• Problem to work on: Write out every line below that includes the word "mistura".

• Provided data:
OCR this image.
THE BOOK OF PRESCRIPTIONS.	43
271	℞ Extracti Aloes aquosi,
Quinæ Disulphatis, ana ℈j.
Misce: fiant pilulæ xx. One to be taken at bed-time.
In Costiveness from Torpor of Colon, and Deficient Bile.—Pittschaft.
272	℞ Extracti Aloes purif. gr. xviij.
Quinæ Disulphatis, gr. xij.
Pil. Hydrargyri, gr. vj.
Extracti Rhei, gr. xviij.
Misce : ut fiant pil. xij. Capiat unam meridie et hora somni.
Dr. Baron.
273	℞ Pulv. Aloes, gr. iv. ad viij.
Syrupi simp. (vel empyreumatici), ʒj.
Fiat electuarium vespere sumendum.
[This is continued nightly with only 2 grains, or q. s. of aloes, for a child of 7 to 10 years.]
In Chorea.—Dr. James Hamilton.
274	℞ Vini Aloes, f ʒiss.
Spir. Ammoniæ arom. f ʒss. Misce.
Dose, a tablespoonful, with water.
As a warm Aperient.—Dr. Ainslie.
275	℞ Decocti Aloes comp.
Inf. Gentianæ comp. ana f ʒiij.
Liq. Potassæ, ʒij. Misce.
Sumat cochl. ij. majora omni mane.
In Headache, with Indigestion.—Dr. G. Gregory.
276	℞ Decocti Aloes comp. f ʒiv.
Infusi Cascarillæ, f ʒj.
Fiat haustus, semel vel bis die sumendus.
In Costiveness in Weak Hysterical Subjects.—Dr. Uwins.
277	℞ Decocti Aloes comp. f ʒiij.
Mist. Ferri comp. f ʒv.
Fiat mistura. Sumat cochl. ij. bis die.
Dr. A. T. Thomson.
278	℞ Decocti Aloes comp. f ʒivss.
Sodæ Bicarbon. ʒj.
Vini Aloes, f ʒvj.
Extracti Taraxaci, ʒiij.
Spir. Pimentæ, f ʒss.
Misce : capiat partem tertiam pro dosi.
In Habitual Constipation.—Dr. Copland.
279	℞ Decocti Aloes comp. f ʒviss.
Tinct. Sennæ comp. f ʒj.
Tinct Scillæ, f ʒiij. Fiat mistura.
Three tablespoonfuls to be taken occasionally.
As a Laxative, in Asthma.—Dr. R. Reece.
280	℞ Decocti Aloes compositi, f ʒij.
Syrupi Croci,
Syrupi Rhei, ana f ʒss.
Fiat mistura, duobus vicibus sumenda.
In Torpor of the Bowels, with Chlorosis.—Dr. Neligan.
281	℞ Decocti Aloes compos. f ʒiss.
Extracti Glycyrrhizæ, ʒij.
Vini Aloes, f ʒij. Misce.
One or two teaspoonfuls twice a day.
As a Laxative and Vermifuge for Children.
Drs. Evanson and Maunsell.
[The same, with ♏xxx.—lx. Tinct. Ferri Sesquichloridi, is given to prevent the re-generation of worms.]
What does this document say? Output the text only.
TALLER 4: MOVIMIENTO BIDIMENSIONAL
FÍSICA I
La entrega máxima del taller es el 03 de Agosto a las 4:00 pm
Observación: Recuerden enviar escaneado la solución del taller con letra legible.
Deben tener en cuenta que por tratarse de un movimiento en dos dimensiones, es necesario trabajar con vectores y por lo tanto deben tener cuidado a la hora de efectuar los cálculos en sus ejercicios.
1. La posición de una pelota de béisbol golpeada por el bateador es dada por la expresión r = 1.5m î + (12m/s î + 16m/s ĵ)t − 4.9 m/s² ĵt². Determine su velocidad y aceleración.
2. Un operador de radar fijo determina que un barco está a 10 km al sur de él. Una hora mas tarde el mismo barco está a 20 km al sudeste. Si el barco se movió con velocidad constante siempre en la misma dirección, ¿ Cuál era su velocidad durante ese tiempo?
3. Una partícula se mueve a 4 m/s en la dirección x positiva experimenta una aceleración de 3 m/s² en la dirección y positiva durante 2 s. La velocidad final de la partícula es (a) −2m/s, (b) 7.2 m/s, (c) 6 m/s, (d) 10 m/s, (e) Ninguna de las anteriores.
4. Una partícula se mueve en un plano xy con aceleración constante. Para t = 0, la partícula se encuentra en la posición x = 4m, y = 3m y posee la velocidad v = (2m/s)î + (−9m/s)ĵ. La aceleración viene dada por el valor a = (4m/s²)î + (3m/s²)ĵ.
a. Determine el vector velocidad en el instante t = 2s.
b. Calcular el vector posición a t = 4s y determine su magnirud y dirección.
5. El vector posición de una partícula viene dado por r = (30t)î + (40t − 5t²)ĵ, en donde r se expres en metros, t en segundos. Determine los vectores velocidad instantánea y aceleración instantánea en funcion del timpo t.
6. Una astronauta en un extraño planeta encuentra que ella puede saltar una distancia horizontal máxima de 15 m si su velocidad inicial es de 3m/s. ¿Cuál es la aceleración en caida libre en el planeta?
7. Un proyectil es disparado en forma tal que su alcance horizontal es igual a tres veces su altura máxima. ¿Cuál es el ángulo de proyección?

• Completed exercise:
Fiat mistura. Sumat cochl. ij. bis die.
Tinct Scillæ, f ʒiij. Fiat mistura.
Fiat mistura, duobus vicibus sumenda.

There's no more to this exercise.